The request » Restate all the material verbatim, except for the pictures.

::: Supplied entries

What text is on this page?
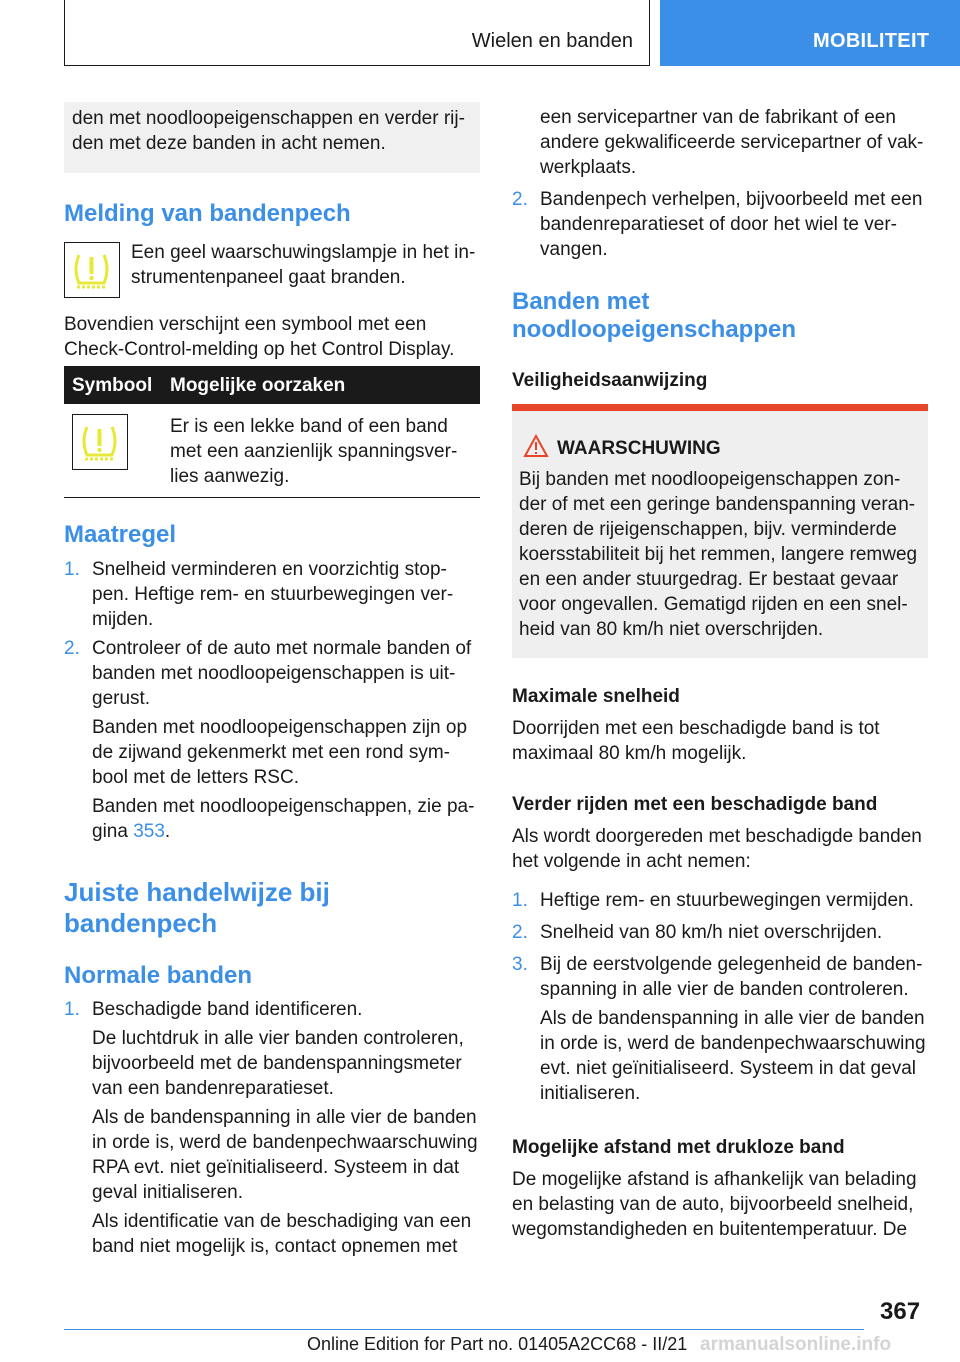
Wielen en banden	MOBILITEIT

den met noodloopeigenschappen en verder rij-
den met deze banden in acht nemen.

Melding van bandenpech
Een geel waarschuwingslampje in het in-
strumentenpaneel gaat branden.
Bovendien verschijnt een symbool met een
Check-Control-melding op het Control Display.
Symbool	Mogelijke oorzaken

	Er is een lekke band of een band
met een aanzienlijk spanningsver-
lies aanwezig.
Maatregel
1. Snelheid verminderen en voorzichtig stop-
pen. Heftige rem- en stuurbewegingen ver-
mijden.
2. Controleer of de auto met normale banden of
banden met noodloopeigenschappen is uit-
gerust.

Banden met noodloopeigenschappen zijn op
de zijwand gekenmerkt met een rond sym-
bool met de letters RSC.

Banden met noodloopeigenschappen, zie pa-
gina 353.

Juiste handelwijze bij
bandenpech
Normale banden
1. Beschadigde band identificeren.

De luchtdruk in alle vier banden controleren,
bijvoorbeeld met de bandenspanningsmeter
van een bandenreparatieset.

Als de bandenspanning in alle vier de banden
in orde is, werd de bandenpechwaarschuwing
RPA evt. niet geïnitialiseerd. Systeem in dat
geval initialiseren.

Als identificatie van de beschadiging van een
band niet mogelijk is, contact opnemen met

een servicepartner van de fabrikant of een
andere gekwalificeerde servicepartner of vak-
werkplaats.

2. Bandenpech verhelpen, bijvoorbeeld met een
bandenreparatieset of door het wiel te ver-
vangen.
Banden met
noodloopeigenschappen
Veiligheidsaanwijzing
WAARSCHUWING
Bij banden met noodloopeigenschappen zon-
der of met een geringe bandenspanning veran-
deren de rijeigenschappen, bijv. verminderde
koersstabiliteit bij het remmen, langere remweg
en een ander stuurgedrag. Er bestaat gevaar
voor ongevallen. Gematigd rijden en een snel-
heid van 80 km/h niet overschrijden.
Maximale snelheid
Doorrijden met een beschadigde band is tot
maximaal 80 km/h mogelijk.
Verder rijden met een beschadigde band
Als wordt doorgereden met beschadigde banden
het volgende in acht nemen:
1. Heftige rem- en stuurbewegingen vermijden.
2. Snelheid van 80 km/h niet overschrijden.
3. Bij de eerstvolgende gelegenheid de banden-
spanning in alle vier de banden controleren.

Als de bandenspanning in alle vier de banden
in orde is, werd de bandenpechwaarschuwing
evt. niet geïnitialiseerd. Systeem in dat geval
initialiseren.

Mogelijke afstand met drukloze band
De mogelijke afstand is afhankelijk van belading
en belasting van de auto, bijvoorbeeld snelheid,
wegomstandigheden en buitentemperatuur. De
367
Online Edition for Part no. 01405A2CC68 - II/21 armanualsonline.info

::::::

Final answer »
What text is on this page?
Wielen en banden	MOBILITEIT

den met noodloopeigenschappen en verder rij-
den met deze banden in acht nemen.

Melding van bandenpech
Een geel waarschuwingslampje in het in-
strumentenpaneel gaat branden.
Bovendien verschijnt een symbool met een
Check-Control-melding op het Control Display.
Symbool	Mogelijke oorzaken

	Er is een lekke band of een band
met een aanzienlijk spanningsver-
lies aanwezig.
Maatregel
1. Snelheid verminderen en voorzichtig stop-
pen. Heftige rem- en stuurbewegingen ver-
mijden.
2. Controleer of de auto met normale banden of
banden met noodloopeigenschappen is uit-
gerust.

Banden met noodloopeigenschappen zijn op
de zijwand gekenmerkt met een rond sym-
bool met de letters RSC.

Banden met noodloopeigenschappen, zie pa-
gina 353.

Juiste handelwijze bij
bandenpech
Normale banden
1. Beschadigde band identificeren.

De luchtdruk in alle vier banden controleren,
bijvoorbeeld met de bandenspanningsmeter
van een bandenreparatieset.

Als de bandenspanning in alle vier de banden
in orde is, werd de bandenpechwaarschuwing
RPA evt. niet geïnitialiseerd. Systeem in dat
geval initialiseren.

Als identificatie van de beschadiging van een
band niet mogelijk is, contact opnemen met

een servicepartner van de fabrikant of een
andere gekwalificeerde servicepartner of vak-
werkplaats.

2. Bandenpech verhelpen, bijvoorbeeld met een
bandenreparatieset of door het wiel te ver-
vangen.
Banden met
noodloopeigenschappen
Veiligheidsaanwijzing
WAARSCHUWING
Bij banden met noodloopeigenschappen zon-
der of met een geringe bandenspanning veran-
deren de rijeigenschappen, bijv. verminderde
koersstabiliteit bij het remmen, langere remweg
en een ander stuurgedrag. Er bestaat gevaar
voor ongevallen. Gematigd rijden en een snel-
heid van 80 km/h niet overschrijden.
Maximale snelheid
Doorrijden met een beschadigde band is tot
maximaal 80 km/h mogelijk.
Verder rijden met een beschadigde band
Als wordt doorgereden met beschadigde banden
het volgende in acht nemen:
1. Heftige rem- en stuurbewegingen vermijden.
2. Snelheid van 80 km/h niet overschrijden.
3. Bij de eerstvolgende gelegenheid de banden-
spanning in alle vier de banden controleren.

Als de bandenspanning in alle vier de banden
in orde is, werd de bandenpechwaarschuwing
evt. niet geïnitialiseerd. Systeem in dat geval
initialiseren.

Mogelijke afstand met drukloze band
De mogelijke afstand is afhankelijk van belading
en belasting van de auto, bijvoorbeeld snelheid,
wegomstandigheden en buitentemperatuur. De
367
Online Edition for Part no. 01405A2CC68 - II/21 armanualsonline.info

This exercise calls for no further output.